■ **STATED GOAL**:
Each line that holds the word "volt" is to be identified and copied.

(Dataset excerpt)
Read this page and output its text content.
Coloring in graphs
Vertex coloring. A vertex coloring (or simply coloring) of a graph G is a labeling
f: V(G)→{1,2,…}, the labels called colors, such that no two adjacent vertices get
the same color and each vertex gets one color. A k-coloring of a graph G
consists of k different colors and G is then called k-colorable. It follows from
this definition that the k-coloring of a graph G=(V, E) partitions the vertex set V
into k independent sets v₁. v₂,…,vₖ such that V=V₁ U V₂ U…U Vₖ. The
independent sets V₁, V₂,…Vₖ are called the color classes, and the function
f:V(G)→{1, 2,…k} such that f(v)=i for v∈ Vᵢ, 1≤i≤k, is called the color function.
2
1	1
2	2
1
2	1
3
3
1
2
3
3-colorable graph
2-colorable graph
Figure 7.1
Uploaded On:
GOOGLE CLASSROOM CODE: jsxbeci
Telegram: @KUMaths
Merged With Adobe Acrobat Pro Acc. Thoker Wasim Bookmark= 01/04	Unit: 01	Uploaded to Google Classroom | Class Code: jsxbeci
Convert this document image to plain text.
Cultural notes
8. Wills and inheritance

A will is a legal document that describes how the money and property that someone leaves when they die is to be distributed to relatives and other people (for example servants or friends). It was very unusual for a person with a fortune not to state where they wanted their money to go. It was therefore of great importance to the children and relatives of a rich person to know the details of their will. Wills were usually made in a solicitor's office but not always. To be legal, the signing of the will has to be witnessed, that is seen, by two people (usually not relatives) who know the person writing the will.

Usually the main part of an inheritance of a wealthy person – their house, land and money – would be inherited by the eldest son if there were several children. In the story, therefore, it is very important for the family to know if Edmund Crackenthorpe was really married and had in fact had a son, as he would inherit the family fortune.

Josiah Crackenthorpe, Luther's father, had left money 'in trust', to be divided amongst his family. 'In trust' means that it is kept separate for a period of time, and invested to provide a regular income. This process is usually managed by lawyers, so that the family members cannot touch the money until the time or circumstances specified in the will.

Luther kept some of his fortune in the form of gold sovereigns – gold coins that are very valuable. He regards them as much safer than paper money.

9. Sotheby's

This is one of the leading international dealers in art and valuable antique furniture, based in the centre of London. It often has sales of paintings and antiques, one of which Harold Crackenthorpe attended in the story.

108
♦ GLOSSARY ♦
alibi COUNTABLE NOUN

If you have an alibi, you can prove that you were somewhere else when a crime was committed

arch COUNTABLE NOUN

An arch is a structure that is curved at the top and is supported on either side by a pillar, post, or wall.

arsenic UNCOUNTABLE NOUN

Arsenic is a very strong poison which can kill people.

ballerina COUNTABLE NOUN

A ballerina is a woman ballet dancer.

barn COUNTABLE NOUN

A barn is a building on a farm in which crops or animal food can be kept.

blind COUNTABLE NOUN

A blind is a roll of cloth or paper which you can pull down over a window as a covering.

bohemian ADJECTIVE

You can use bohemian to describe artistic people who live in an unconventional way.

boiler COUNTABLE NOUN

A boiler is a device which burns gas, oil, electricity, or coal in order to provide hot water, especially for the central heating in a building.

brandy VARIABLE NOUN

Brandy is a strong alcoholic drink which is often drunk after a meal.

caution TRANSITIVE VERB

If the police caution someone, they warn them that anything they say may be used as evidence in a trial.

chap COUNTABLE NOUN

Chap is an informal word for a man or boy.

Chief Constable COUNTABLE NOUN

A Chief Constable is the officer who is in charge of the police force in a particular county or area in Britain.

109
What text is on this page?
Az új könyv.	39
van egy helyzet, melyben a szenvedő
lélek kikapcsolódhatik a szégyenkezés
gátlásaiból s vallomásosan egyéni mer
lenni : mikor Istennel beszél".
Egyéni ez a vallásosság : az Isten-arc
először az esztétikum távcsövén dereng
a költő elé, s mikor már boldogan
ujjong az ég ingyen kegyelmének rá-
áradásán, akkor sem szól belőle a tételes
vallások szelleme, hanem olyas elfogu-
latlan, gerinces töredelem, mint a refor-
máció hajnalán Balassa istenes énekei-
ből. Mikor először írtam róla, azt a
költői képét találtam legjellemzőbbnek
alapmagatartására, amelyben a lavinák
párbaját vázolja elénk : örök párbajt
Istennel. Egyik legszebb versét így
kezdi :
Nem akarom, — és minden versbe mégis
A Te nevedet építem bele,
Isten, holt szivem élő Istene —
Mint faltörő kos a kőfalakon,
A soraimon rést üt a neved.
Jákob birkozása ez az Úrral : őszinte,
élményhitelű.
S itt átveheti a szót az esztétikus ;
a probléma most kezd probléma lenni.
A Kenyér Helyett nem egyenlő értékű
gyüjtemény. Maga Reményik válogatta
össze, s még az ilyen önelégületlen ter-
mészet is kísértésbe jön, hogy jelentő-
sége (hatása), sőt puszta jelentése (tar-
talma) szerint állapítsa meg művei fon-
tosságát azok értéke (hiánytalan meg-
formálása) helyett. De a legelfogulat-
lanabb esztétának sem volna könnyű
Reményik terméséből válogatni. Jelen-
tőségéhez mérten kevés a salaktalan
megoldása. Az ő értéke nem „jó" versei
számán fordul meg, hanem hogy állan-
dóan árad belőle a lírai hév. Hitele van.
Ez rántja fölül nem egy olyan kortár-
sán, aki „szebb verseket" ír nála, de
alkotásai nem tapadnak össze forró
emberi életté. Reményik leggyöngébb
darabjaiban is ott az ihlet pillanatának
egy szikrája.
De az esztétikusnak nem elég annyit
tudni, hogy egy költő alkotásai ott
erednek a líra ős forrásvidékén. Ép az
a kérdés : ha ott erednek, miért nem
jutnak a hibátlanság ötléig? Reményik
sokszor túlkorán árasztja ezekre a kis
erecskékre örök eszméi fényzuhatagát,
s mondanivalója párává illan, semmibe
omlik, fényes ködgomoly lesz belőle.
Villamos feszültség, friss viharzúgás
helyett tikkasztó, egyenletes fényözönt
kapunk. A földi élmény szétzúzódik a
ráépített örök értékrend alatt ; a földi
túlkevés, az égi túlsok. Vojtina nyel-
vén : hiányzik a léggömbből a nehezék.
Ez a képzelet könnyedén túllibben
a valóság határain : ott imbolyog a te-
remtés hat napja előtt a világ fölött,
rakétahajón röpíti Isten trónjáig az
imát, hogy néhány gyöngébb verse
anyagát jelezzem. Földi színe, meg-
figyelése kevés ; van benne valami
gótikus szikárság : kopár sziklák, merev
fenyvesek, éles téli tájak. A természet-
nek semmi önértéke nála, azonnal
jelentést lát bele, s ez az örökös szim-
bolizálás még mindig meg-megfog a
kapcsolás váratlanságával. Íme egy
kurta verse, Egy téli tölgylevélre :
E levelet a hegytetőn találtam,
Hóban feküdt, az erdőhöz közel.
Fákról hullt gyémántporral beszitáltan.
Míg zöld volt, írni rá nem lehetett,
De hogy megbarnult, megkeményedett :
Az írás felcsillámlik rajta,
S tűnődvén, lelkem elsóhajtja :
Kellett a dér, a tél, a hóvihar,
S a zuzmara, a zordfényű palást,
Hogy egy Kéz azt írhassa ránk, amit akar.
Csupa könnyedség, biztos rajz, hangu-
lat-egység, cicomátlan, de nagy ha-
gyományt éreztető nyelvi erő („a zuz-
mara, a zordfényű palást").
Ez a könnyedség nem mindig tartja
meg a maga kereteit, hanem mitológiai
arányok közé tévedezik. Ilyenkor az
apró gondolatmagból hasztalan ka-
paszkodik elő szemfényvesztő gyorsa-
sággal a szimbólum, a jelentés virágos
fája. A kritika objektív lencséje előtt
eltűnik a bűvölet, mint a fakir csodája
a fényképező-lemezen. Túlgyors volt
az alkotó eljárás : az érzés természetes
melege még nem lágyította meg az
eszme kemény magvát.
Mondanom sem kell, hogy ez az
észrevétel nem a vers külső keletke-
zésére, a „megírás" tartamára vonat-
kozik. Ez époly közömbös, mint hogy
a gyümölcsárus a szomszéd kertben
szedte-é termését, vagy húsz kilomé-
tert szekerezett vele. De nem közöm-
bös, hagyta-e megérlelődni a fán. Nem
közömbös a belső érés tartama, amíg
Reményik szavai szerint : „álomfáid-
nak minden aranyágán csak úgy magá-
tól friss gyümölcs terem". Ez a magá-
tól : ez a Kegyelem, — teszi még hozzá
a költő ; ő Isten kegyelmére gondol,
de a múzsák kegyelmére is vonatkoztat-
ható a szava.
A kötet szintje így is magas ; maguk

■ **RESPONSE BELOW**:
Míg zöld volt, írni rá nem lehetett,
a fényképező-lemezen. Túlgyors volt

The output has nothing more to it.